━━ Records supplied ━━

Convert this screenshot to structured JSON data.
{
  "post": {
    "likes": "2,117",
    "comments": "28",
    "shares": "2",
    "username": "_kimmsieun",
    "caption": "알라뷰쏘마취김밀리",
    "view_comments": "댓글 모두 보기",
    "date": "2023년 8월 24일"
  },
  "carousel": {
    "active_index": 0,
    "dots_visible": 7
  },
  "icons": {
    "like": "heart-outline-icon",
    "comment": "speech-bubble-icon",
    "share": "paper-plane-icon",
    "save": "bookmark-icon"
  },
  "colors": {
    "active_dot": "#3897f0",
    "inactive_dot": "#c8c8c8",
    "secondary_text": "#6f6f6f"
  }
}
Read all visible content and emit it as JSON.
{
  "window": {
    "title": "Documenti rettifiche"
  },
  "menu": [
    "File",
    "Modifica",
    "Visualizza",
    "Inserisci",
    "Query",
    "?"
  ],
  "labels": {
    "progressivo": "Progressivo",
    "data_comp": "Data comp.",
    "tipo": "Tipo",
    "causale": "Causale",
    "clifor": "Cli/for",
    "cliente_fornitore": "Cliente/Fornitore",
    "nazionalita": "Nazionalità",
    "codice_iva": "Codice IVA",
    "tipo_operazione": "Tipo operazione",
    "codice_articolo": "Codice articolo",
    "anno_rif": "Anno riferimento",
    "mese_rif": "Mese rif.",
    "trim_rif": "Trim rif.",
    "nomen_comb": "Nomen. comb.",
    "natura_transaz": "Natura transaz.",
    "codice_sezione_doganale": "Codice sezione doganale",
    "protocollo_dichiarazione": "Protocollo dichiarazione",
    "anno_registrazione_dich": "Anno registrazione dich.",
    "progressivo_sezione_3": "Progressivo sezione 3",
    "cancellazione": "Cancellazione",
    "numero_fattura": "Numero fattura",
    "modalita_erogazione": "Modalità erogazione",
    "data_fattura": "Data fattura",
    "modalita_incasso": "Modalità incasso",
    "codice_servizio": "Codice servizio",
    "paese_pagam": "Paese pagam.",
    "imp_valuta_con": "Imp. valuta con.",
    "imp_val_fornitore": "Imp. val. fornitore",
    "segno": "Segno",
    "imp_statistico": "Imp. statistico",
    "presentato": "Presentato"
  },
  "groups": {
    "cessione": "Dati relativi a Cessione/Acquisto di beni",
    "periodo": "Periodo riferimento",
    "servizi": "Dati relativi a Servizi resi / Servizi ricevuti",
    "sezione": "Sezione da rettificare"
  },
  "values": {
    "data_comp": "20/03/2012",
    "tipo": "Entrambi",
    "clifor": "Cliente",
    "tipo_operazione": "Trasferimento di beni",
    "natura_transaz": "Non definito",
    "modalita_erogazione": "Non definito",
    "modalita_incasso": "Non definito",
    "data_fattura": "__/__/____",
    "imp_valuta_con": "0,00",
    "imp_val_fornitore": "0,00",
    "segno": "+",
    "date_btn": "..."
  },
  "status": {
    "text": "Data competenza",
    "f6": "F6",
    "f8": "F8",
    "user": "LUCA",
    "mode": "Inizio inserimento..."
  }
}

━━━
━━ Records supplied ━━

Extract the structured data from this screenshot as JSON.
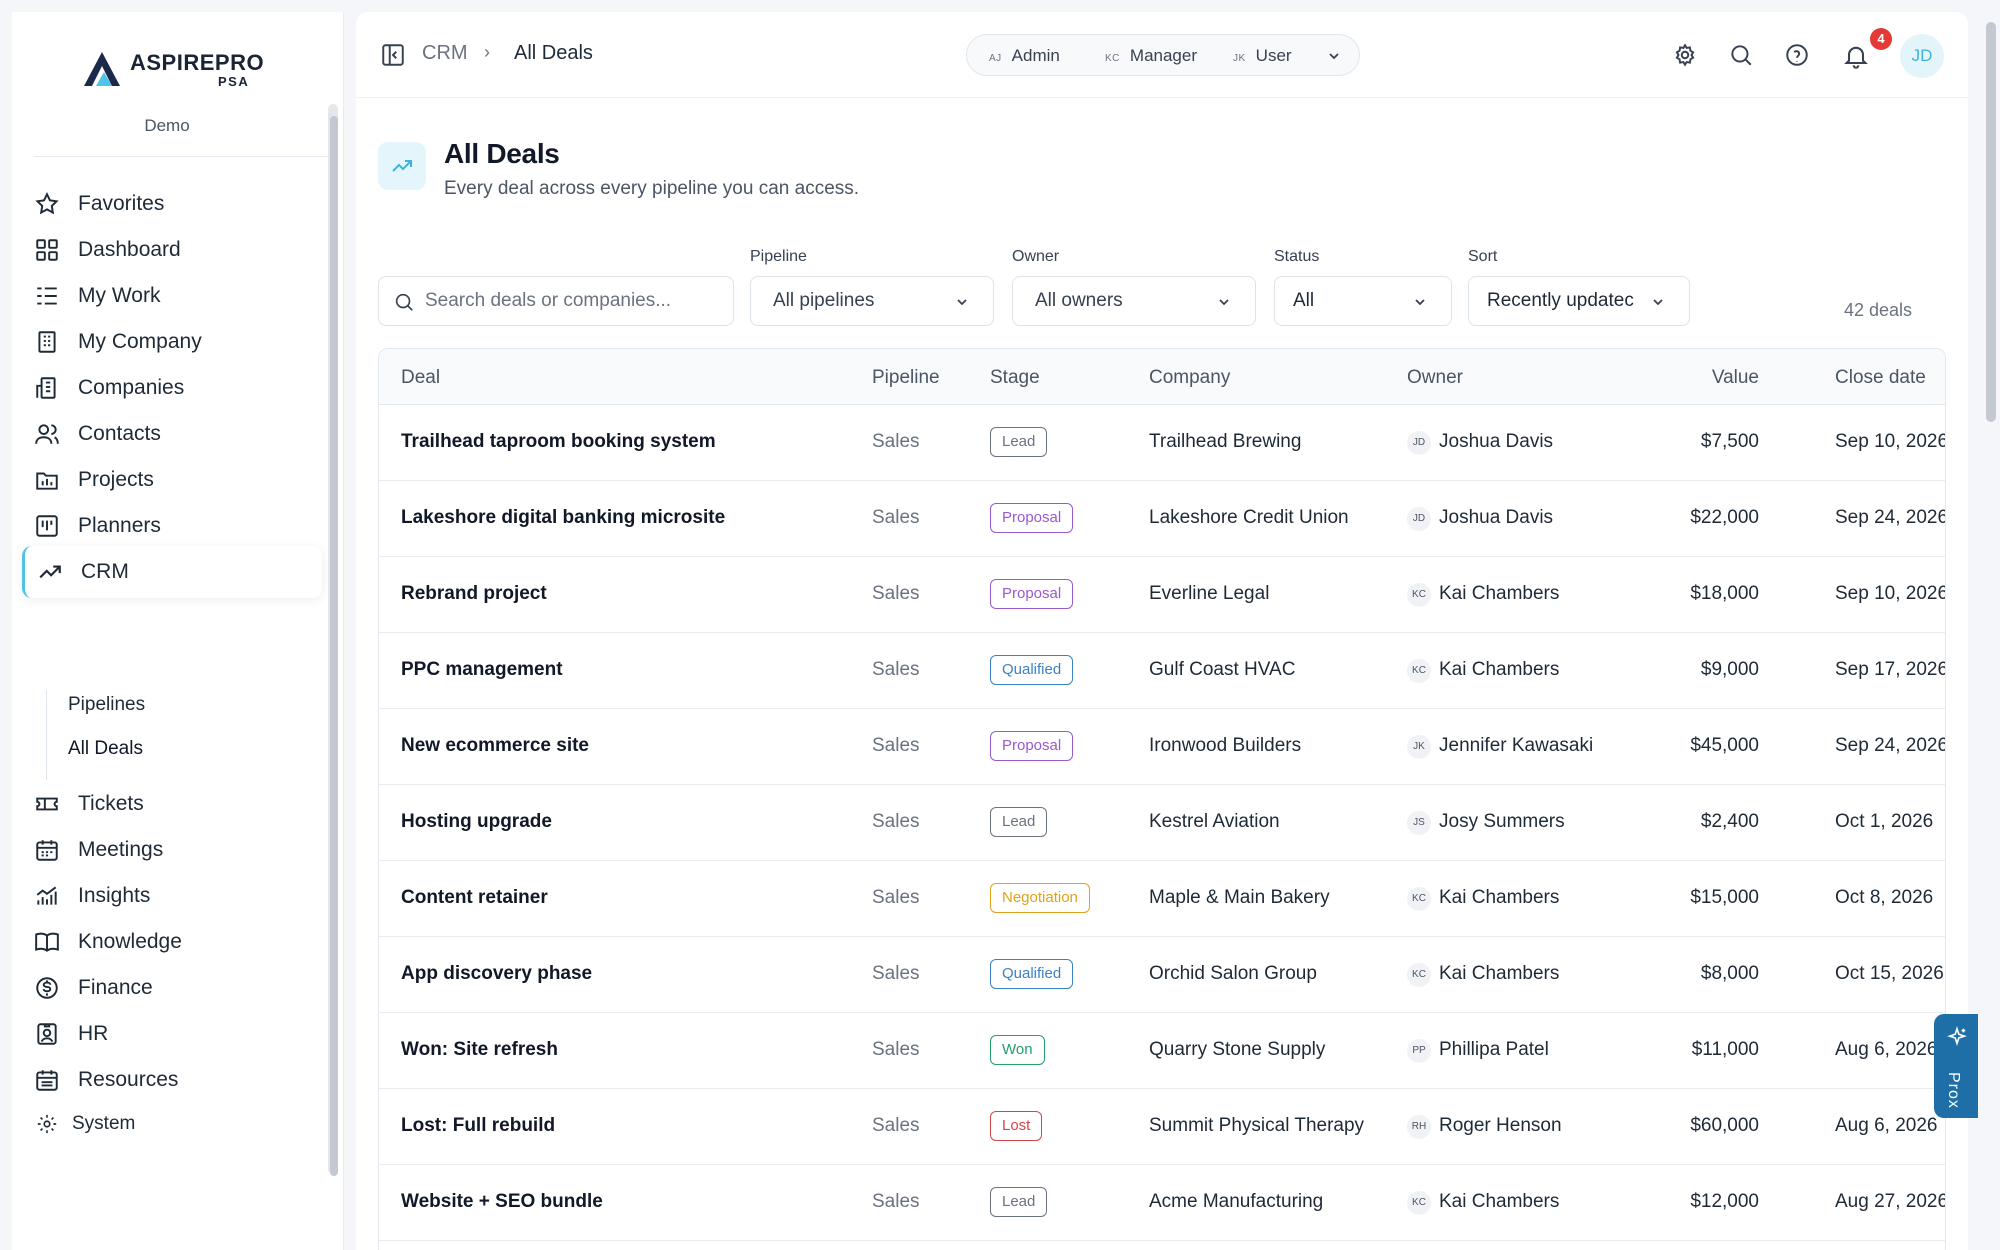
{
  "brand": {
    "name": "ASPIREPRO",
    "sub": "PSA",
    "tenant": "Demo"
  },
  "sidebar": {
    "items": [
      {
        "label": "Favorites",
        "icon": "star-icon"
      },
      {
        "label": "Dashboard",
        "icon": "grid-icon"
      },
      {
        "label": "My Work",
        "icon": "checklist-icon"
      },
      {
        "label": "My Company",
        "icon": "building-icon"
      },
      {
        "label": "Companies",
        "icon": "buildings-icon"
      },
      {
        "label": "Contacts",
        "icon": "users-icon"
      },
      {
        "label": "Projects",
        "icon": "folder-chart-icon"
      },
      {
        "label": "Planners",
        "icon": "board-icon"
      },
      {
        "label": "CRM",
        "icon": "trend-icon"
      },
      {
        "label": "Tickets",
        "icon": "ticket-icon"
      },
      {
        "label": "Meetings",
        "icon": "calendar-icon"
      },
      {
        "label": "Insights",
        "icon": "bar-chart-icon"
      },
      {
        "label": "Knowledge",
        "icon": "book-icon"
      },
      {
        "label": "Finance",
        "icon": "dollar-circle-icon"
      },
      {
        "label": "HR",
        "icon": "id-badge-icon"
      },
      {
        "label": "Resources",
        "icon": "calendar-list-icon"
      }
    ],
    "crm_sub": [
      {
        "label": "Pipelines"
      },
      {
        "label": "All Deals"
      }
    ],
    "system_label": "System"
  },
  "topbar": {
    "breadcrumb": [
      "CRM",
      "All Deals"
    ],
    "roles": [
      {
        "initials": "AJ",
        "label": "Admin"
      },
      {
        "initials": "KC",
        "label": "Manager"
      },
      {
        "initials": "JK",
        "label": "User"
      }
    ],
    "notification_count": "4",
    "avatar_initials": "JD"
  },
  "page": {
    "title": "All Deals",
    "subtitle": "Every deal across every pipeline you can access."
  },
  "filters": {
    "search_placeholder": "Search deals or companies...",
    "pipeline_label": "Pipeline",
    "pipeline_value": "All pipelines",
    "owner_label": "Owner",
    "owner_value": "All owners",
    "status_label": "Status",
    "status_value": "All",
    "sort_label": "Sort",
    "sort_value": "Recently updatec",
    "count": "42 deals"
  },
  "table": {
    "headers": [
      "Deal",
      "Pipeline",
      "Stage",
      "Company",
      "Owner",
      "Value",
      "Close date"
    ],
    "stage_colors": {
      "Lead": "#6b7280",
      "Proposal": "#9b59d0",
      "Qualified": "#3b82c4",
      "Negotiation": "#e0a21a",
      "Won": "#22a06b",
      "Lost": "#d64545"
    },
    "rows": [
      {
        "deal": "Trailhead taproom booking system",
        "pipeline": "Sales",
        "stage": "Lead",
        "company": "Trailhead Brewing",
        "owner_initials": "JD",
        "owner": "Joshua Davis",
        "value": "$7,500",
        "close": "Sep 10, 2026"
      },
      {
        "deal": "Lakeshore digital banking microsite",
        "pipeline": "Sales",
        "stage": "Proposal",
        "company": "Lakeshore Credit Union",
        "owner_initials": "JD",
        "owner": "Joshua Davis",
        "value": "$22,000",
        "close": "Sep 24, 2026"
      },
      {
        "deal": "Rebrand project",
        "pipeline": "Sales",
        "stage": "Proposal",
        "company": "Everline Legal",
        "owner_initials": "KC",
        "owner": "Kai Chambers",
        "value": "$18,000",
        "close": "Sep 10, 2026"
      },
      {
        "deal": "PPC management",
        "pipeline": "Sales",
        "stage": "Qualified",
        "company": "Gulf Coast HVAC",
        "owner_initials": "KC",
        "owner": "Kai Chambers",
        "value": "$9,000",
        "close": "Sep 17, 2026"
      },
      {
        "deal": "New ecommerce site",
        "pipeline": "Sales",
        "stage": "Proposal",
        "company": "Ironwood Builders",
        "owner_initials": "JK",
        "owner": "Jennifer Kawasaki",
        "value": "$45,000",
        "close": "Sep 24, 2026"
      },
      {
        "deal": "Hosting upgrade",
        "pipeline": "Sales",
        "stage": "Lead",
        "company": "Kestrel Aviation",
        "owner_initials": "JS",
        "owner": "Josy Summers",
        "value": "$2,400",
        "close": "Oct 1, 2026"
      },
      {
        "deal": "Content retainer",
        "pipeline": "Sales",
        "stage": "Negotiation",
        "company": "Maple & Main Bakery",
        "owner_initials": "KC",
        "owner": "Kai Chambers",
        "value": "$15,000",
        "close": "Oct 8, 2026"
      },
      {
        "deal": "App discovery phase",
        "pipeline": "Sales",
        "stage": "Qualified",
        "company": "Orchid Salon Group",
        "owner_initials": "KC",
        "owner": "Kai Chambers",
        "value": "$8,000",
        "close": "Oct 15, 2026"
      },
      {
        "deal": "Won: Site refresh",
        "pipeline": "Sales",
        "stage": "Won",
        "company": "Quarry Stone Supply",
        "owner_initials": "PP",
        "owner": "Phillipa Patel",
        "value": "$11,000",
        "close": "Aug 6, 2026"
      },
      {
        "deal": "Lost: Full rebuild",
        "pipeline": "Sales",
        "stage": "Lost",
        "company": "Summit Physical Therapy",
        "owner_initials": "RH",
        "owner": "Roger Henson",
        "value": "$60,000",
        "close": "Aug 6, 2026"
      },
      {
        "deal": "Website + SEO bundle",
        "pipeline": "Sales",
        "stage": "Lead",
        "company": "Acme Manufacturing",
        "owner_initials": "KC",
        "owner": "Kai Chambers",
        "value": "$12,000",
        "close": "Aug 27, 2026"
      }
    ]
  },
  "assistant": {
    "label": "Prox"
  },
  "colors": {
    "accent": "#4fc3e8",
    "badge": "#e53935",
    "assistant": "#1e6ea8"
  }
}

━━━

- [To be done]:
Search the listing for the string "this". Copy each line where it turns up.

- [Task response]:
Convert this screenshot to structured JSON data.
Extract the structured data from this screenshot as JSON.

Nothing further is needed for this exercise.